[begin Provided entries]

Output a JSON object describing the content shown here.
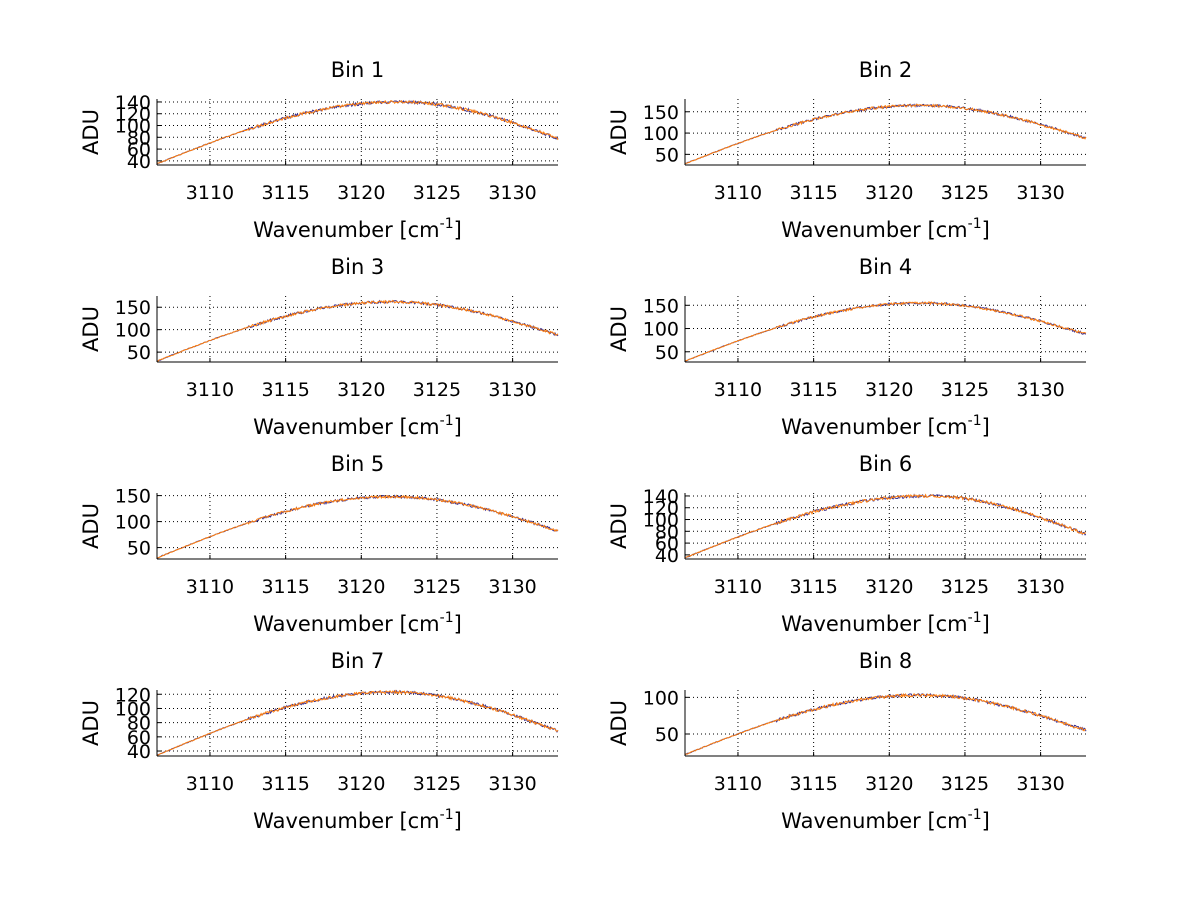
{
  "colors": {
    "background": "#ffffff",
    "axes": "#000000",
    "grid": "#000000",
    "series_primary": "#ff7f0e",
    "series_secondary": "#3b2f8f"
  },
  "chart_data": [
    {
      "type": "line",
      "title": "Bin 1",
      "xlabel": "Wavenumber [cm",
      "xlabel_sup": "-1",
      "xlabel_close": "]",
      "ylabel": "ADU",
      "xlim": [
        3106.5,
        3133.0
      ],
      "ylim": [
        33,
        145
      ],
      "xticks": [
        3110,
        3115,
        3120,
        3125,
        3130
      ],
      "yticks": [
        40,
        60,
        80,
        100,
        120,
        140
      ],
      "peak_x": 3122.5,
      "y_start": 35,
      "y_peak": 140,
      "y_end": 78,
      "noise": 2.5
    },
    {
      "type": "line",
      "title": "Bin 2",
      "xlabel": "Wavenumber [cm",
      "xlabel_sup": "-1",
      "xlabel_close": "]",
      "ylabel": "ADU",
      "xlim": [
        3106.5,
        3133.0
      ],
      "ylim": [
        25,
        180
      ],
      "xticks": [
        3110,
        3115,
        3120,
        3125,
        3130
      ],
      "yticks": [
        50,
        100,
        150
      ],
      "peak_x": 3122.0,
      "y_start": 28,
      "y_peak": 165,
      "y_end": 88,
      "noise": 3.0
    },
    {
      "type": "line",
      "title": "Bin 3",
      "xlabel": "Wavenumber [cm",
      "xlabel_sup": "-1",
      "xlabel_close": "]",
      "ylabel": "ADU",
      "xlim": [
        3106.5,
        3133.0
      ],
      "ylim": [
        28,
        175
      ],
      "xticks": [
        3110,
        3115,
        3120,
        3125,
        3130
      ],
      "yticks": [
        50,
        100,
        150
      ],
      "peak_x": 3122.0,
      "y_start": 30,
      "y_peak": 162,
      "y_end": 88,
      "noise": 3.0
    },
    {
      "type": "line",
      "title": "Bin 4",
      "xlabel": "Wavenumber [cm",
      "xlabel_sup": "-1",
      "xlabel_close": "]",
      "ylabel": "ADU",
      "xlim": [
        3106.5,
        3133.0
      ],
      "ylim": [
        28,
        170
      ],
      "xticks": [
        3110,
        3115,
        3120,
        3125,
        3130
      ],
      "yticks": [
        50,
        100,
        150
      ],
      "peak_x": 3122.0,
      "y_start": 30,
      "y_peak": 155,
      "y_end": 88,
      "noise": 2.5
    },
    {
      "type": "line",
      "title": "Bin 5",
      "xlabel": "Wavenumber [cm",
      "xlabel_sup": "-1",
      "xlabel_close": "]",
      "ylabel": "ADU",
      "xlim": [
        3106.5,
        3133.0
      ],
      "ylim": [
        28,
        155
      ],
      "xticks": [
        3110,
        3115,
        3120,
        3125,
        3130
      ],
      "yticks": [
        50,
        100,
        150
      ],
      "peak_x": 3122.0,
      "y_start": 30,
      "y_peak": 148,
      "y_end": 82,
      "noise": 2.5
    },
    {
      "type": "line",
      "title": "Bin 6",
      "xlabel": "Wavenumber [cm",
      "xlabel_sup": "-1",
      "xlabel_close": "]",
      "ylabel": "ADU",
      "xlim": [
        3106.5,
        3133.0
      ],
      "ylim": [
        33,
        145
      ],
      "xticks": [
        3110,
        3115,
        3120,
        3125,
        3130
      ],
      "yticks": [
        40,
        60,
        80,
        100,
        120,
        140
      ],
      "peak_x": 3122.5,
      "y_start": 35,
      "y_peak": 140,
      "y_end": 75,
      "noise": 2.5
    },
    {
      "type": "line",
      "title": "Bin 7",
      "xlabel": "Wavenumber [cm",
      "xlabel_sup": "-1",
      "xlabel_close": "]",
      "ylabel": "ADU",
      "xlim": [
        3106.5,
        3133.0
      ],
      "ylim": [
        33,
        126
      ],
      "xticks": [
        3110,
        3115,
        3120,
        3125,
        3130
      ],
      "yticks": [
        40,
        60,
        80,
        100,
        120
      ],
      "peak_x": 3122.0,
      "y_start": 34,
      "y_peak": 123,
      "y_end": 68,
      "noise": 2.0
    },
    {
      "type": "line",
      "title": "Bin 8",
      "xlabel": "Wavenumber [cm",
      "xlabel_sup": "-1",
      "xlabel_close": "]",
      "ylabel": "ADU",
      "xlim": [
        3106.5,
        3133.0
      ],
      "ylim": [
        20,
        110
      ],
      "xticks": [
        3110,
        3115,
        3120,
        3125,
        3130
      ],
      "yticks": [
        50,
        100
      ],
      "peak_x": 3122.0,
      "y_start": 22,
      "y_peak": 103,
      "y_end": 55,
      "noise": 2.0
    }
  ]
}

[end Provided entries]

Transcribe the entries above verbatim, omitting their pictures.

Output a JSON object describing the content shown here.
{
  "colors": {
    "background": "#ffffff",
    "axes": "#000000",
    "grid": "#000000",
    "series_primary": "#ff7f0e",
    "series_secondary": "#3b2f8f"
  },
  "chart_data": [
    {
      "type": "line",
      "title": "Bin 1",
      "xlabel": "Wavenumber [cm",
      "xlabel_sup": "-1",
      "xlabel_close": "]",
      "ylabel": "ADU",
      "xlim": [
        3106.5,
        3133.0
      ],
      "ylim": [
        33,
        145
      ],
      "xticks": [
        3110,
        3115,
        3120,
        3125,
        3130
      ],
      "yticks": [
        40,
        60,
        80,
        100,
        120,
        140
      ],
      "peak_x": 3122.5,
      "y_start": 35,
      "y_peak": 140,
      "y_end": 78,
      "noise": 2.5
    },
    {
      "type": "line",
      "title": "Bin 2",
      "xlabel": "Wavenumber [cm",
      "xlabel_sup": "-1",
      "xlabel_close": "]",
      "ylabel": "ADU",
      "xlim": [
        3106.5,
        3133.0
      ],
      "ylim": [
        25,
        180
      ],
      "xticks": [
        3110,
        3115,
        3120,
        3125,
        3130
      ],
      "yticks": [
        50,
        100,
        150
      ],
      "peak_x": 3122.0,
      "y_start": 28,
      "y_peak": 165,
      "y_end": 88,
      "noise": 3.0
    },
    {
      "type": "line",
      "title": "Bin 3",
      "xlabel": "Wavenumber [cm",
      "xlabel_sup": "-1",
      "xlabel_close": "]",
      "ylabel": "ADU",
      "xlim": [
        3106.5,
        3133.0
      ],
      "ylim": [
        28,
        175
      ],
      "xticks": [
        3110,
        3115,
        3120,
        3125,
        3130
      ],
      "yticks": [
        50,
        100,
        150
      ],
      "peak_x": 3122.0,
      "y_start": 30,
      "y_peak": 162,
      "y_end": 88,
      "noise": 3.0
    },
    {
      "type": "line",
      "title": "Bin 4",
      "xlabel": "Wavenumber [cm",
      "xlabel_sup": "-1",
      "xlabel_close": "]",
      "ylabel": "ADU",
      "xlim": [
        3106.5,
        3133.0
      ],
      "ylim": [
        28,
        170
      ],
      "xticks": [
        3110,
        3115,
        3120,
        3125,
        3130
      ],
      "yticks": [
        50,
        100,
        150
      ],
      "peak_x": 3122.0,
      "y_start": 30,
      "y_peak": 155,
      "y_end": 88,
      "noise": 2.5
    },
    {
      "type": "line",
      "title": "Bin 5",
      "xlabel": "Wavenumber [cm",
      "xlabel_sup": "-1",
      "xlabel_close": "]",
      "ylabel": "ADU",
      "xlim": [
        3106.5,
        3133.0
      ],
      "ylim": [
        28,
        155
      ],
      "xticks": [
        3110,
        3115,
        3120,
        3125,
        3130
      ],
      "yticks": [
        50,
        100,
        150
      ],
      "peak_x": 3122.0,
      "y_start": 30,
      "y_peak": 148,
      "y_end": 82,
      "noise": 2.5
    },
    {
      "type": "line",
      "title": "Bin 6",
      "xlabel": "Wavenumber [cm",
      "xlabel_sup": "-1",
      "xlabel_close": "]",
      "ylabel": "ADU",
      "xlim": [
        3106.5,
        3133.0
      ],
      "ylim": [
        33,
        145
      ],
      "xticks": [
        3110,
        3115,
        3120,
        3125,
        3130
      ],
      "yticks": [
        40,
        60,
        80,
        100,
        120,
        140
      ],
      "peak_x": 3122.5,
      "y_start": 35,
      "y_peak": 140,
      "y_end": 75,
      "noise": 2.5
    },
    {
      "type": "line",
      "title": "Bin 7",
      "xlabel": "Wavenumber [cm",
      "xlabel_sup": "-1",
      "xlabel_close": "]",
      "ylabel": "ADU",
      "xlim": [
        3106.5,
        3133.0
      ],
      "ylim": [
        33,
        126
      ],
      "xticks": [
        3110,
        3115,
        3120,
        3125,
        3130
      ],
      "yticks": [
        40,
        60,
        80,
        100,
        120
      ],
      "peak_x": 3122.0,
      "y_start": 34,
      "y_peak": 123,
      "y_end": 68,
      "noise": 2.0
    },
    {
      "type": "line",
      "title": "Bin 8",
      "xlabel": "Wavenumber [cm",
      "xlabel_sup": "-1",
      "xlabel_close": "]",
      "ylabel": "ADU",
      "xlim": [
        3106.5,
        3133.0
      ],
      "ylim": [
        20,
        110
      ],
      "xticks": [
        3110,
        3115,
        3120,
        3125,
        3130
      ],
      "yticks": [
        50,
        100
      ],
      "peak_x": 3122.0,
      "y_start": 22,
      "y_peak": 103,
      "y_end": 55,
      "noise": 2.0
    }
  ]
}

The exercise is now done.